**STATED EXERCISE:**
Every line that contains the word "하이바이마마" should be copied.

**STORED ROWS:**
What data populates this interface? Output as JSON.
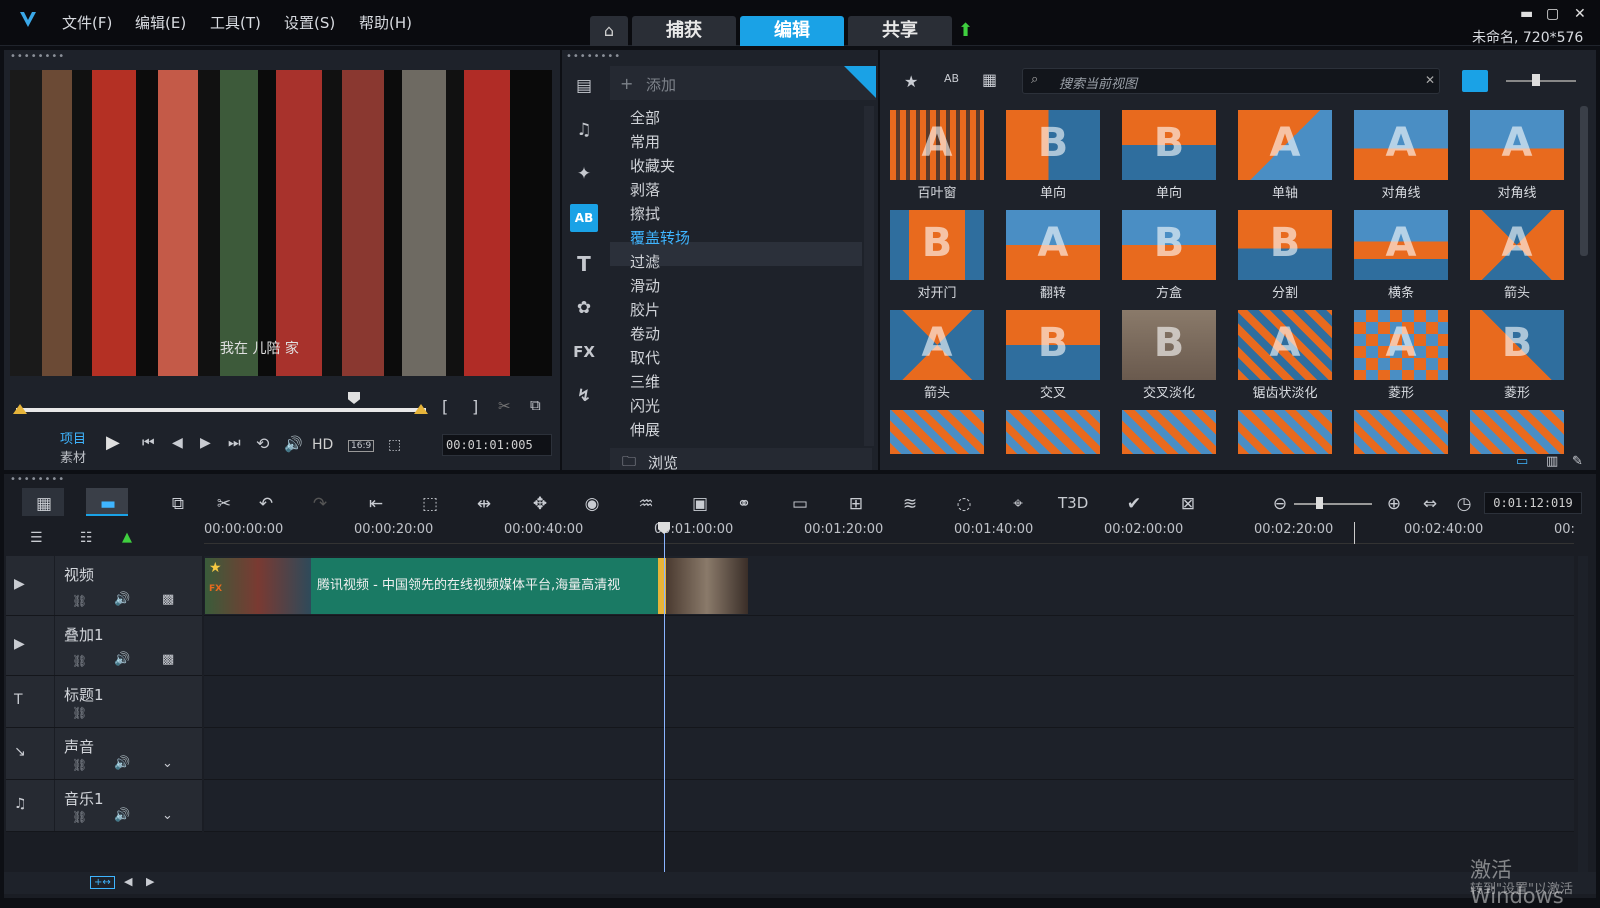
{
  "menu": [
    "文件(F)",
    "编辑(E)",
    "工具(T)",
    "设置(S)",
    "帮助(H)"
  ],
  "tabs": {
    "capture": "捕获",
    "edit": "编辑",
    "share": "共享"
  },
  "project_info": "未命名, 720*576",
  "library": {
    "add_label": "添加",
    "search_placeholder": "搜索当前视图",
    "categories": [
      "全部",
      "常用",
      "收藏夹",
      "剥落",
      "擦拭",
      "覆盖转场",
      "过滤",
      "滑动",
      "胶片",
      "卷动",
      "取代",
      "三维",
      "闪光",
      "伸展"
    ],
    "selected_category": "覆盖转场",
    "browse_label": "浏览",
    "thumbs": [
      "百叶窗",
      "单向",
      "单向",
      "单轴",
      "对角线",
      "对角线",
      "对开门",
      "翻转",
      "方盒",
      "分割",
      "横条",
      "箭头",
      "箭头",
      "交叉",
      "交叉淡化",
      "锯齿状淡化",
      "菱形",
      "菱形"
    ]
  },
  "player": {
    "project_label": "项目",
    "clip_label": "素材",
    "hd_label": "HD",
    "aspect_label": "16:9",
    "timecode": "00:01:01:005",
    "subtitle": "我在  儿陪  家"
  },
  "timeline": {
    "timecode": "0:01:12:019",
    "ruler": [
      "00:00:00:00",
      "00:00:20:00",
      "00:00:40:00",
      "00:01:00:00",
      "00:01:20:00",
      "00:01:40:00",
      "00:02:00:00",
      "00:02:20:00",
      "00:02:40:00",
      "00:"
    ],
    "tracks": [
      "视频",
      "叠加1",
      "标题1",
      "声音",
      "音乐1"
    ],
    "clip_title": "腾讯视频 - 中国领先的在线视频媒体平台,海量高清视"
  },
  "watermark": {
    "line1": "激活 Windows",
    "line2": "转到\"设置\"以激活"
  },
  "colors": {
    "accent": "#1aa2e6",
    "clip": "#1a7a64",
    "orange": "#e86a1e",
    "sky": "#2f6e9e"
  }
}
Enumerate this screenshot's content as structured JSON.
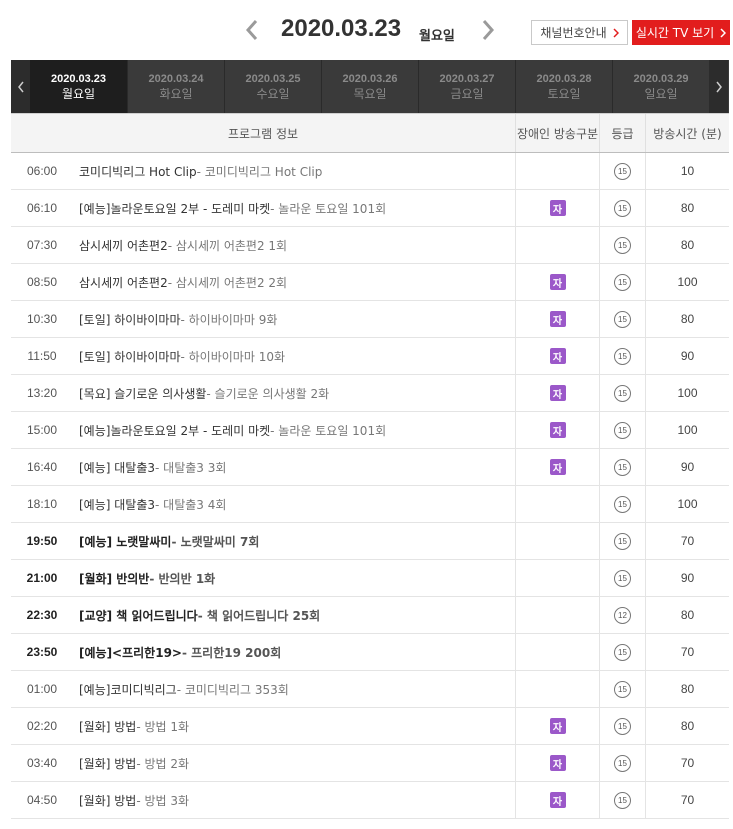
{
  "header": {
    "date": "2020.03.23",
    "day_of_week": "월요일",
    "channel_guide_label": "채널번호안내",
    "live_tv_label": "실시간 TV 보기"
  },
  "date_tabs": [
    {
      "date": "2020.03.23",
      "dow": "월요일",
      "active": true
    },
    {
      "date": "2020.03.24",
      "dow": "화요일",
      "active": false
    },
    {
      "date": "2020.03.25",
      "dow": "수요일",
      "active": false
    },
    {
      "date": "2020.03.26",
      "dow": "목요일",
      "active": false
    },
    {
      "date": "2020.03.27",
      "dow": "금요일",
      "active": false
    },
    {
      "date": "2020.03.28",
      "dow": "토요일",
      "active": false
    },
    {
      "date": "2020.03.29",
      "dow": "일요일",
      "active": false
    }
  ],
  "table": {
    "headers": {
      "program": "프로그램 정보",
      "accessibility": "장애인 방송구분",
      "rating": "등급",
      "duration": "방송시간 (분)"
    },
    "rows": [
      {
        "time": "06:00",
        "title": "코미디빅리그 Hot Clip",
        "sub": " - 코미디빅리그 Hot Clip",
        "ja": false,
        "rating": "15",
        "duration": "10",
        "bold": false
      },
      {
        "time": "06:10",
        "title": "[예능]놀라운토요일 2부 - 도레미 마켓",
        "sub": " - 놀라운 토요일 101회",
        "ja": true,
        "rating": "15",
        "duration": "80",
        "bold": false
      },
      {
        "time": "07:30",
        "title": "삼시세끼 어촌편2",
        "sub": " - 삼시세끼 어촌편2 1회",
        "ja": false,
        "rating": "15",
        "duration": "80",
        "bold": false
      },
      {
        "time": "08:50",
        "title": "삼시세끼 어촌편2",
        "sub": " - 삼시세끼 어촌편2 2회",
        "ja": true,
        "rating": "15",
        "duration": "100",
        "bold": false
      },
      {
        "time": "10:30",
        "title": "[토일] 하이바이마마",
        "sub": " - 하이바이마마 9화",
        "ja": true,
        "rating": "15",
        "duration": "80",
        "bold": false
      },
      {
        "time": "11:50",
        "title": "[토일] 하이바이마마",
        "sub": " - 하이바이마마 10화",
        "ja": true,
        "rating": "15",
        "duration": "90",
        "bold": false
      },
      {
        "time": "13:20",
        "title": "[목요] 슬기로운 의사생활",
        "sub": " - 슬기로운 의사생활 2화",
        "ja": true,
        "rating": "15",
        "duration": "100",
        "bold": false
      },
      {
        "time": "15:00",
        "title": "[예능]놀라운토요일 2부 - 도레미 마켓",
        "sub": " - 놀라운 토요일 101회",
        "ja": true,
        "rating": "15",
        "duration": "100",
        "bold": false
      },
      {
        "time": "16:40",
        "title": "[예능] 대탈출3",
        "sub": " - 대탈출3 3회",
        "ja": true,
        "rating": "15",
        "duration": "90",
        "bold": false
      },
      {
        "time": "18:10",
        "title": "[예능] 대탈출3",
        "sub": " - 대탈출3 4회",
        "ja": false,
        "rating": "15",
        "duration": "100",
        "bold": false
      },
      {
        "time": "19:50",
        "title": "[예능] 노랫말싸미",
        "sub": " - 노랫말싸미 7회",
        "ja": false,
        "rating": "15",
        "duration": "70",
        "bold": true
      },
      {
        "time": "21:00",
        "title": "[월화] 반의반",
        "sub": " - 반의반 1화",
        "ja": false,
        "rating": "15",
        "duration": "90",
        "bold": true
      },
      {
        "time": "22:30",
        "title": "[교양] 책 읽어드립니다",
        "sub": " - 책 읽어드립니다 25회",
        "ja": false,
        "rating": "12",
        "duration": "80",
        "bold": true
      },
      {
        "time": "23:50",
        "title": "[예능]<프리한19>",
        "sub": " - 프리한19 200회",
        "ja": false,
        "rating": "15",
        "duration": "70",
        "bold": true
      },
      {
        "time": "01:00",
        "title": "[예능]코미디빅리그",
        "sub": " - 코미디빅리그 353회",
        "ja": false,
        "rating": "15",
        "duration": "80",
        "bold": false
      },
      {
        "time": "02:20",
        "title": "[월화] 방법",
        "sub": " - 방법 1화",
        "ja": true,
        "rating": "15",
        "duration": "80",
        "bold": false
      },
      {
        "time": "03:40",
        "title": "[월화] 방법",
        "sub": " - 방법 2화",
        "ja": true,
        "rating": "15",
        "duration": "70",
        "bold": false
      },
      {
        "time": "04:50",
        "title": "[월화] 방법",
        "sub": " - 방법 3화",
        "ja": true,
        "rating": "15",
        "duration": "70",
        "bold": false
      }
    ],
    "ja_label": "자"
  },
  "icons": {
    "prev_date": "chevron-left-icon",
    "next_date": "chevron-right-icon",
    "button_arrow": "chevron-right-icon",
    "rating": "rating-circle-icon"
  },
  "colors": {
    "live_button": "#e21d1d",
    "nav_bg": "#3a3a3a",
    "active_tab": "#1e1e1e",
    "ja_badge": "#9b58c9"
  }
}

**OUTPUT FOR THIS EXERCISE:**
        "title": "[토일] 하이바이마마",
        "sub": " - 하이바이마마 9화",
        "title": "[토일] 하이바이마마",
        "sub": " - 하이바이마마 10화",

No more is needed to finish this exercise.